■ PROVIDED ENTRIES

──────────────────────────────

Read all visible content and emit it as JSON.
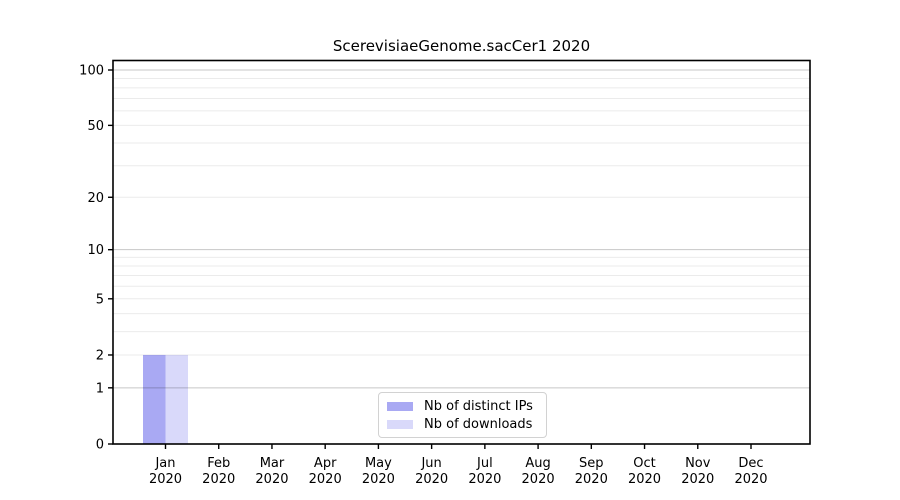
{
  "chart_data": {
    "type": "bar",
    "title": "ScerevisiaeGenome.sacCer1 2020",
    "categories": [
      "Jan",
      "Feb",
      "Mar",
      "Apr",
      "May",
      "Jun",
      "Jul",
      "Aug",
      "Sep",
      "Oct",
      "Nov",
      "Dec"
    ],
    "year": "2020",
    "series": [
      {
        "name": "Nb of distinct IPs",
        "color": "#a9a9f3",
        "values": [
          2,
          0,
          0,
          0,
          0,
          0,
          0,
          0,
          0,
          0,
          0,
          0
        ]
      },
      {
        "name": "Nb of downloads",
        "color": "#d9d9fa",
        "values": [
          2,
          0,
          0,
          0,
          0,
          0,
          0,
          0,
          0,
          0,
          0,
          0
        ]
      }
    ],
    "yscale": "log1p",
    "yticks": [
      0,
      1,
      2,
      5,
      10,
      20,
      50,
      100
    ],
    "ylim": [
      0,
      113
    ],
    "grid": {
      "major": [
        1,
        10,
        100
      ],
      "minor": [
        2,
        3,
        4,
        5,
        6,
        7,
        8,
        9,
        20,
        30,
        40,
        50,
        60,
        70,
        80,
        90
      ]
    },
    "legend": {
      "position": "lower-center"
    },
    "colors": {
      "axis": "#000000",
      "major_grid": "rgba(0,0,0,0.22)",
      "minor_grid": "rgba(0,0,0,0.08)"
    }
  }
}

──────────────────────────────

■ INSTRUCTIONS FOR THE TASK
Quote the material word for word, dropping any images it holds.

■ ANSWER BOX
Read all visible content and emit it as JSON.
{
  "chart_data": {
    "type": "bar",
    "title": "ScerevisiaeGenome.sacCer1 2020",
    "categories": [
      "Jan",
      "Feb",
      "Mar",
      "Apr",
      "May",
      "Jun",
      "Jul",
      "Aug",
      "Sep",
      "Oct",
      "Nov",
      "Dec"
    ],
    "year": "2020",
    "series": [
      {
        "name": "Nb of distinct IPs",
        "color": "#a9a9f3",
        "values": [
          2,
          0,
          0,
          0,
          0,
          0,
          0,
          0,
          0,
          0,
          0,
          0
        ]
      },
      {
        "name": "Nb of downloads",
        "color": "#d9d9fa",
        "values": [
          2,
          0,
          0,
          0,
          0,
          0,
          0,
          0,
          0,
          0,
          0,
          0
        ]
      }
    ],
    "yscale": "log1p",
    "yticks": [
      0,
      1,
      2,
      5,
      10,
      20,
      50,
      100
    ],
    "ylim": [
      0,
      113
    ],
    "grid": {
      "major": [
        1,
        10,
        100
      ],
      "minor": [
        2,
        3,
        4,
        5,
        6,
        7,
        8,
        9,
        20,
        30,
        40,
        50,
        60,
        70,
        80,
        90
      ]
    },
    "legend": {
      "position": "lower-center"
    },
    "colors": {
      "axis": "#000000",
      "major_grid": "rgba(0,0,0,0.22)",
      "minor_grid": "rgba(0,0,0,0.08)"
    }
  }
}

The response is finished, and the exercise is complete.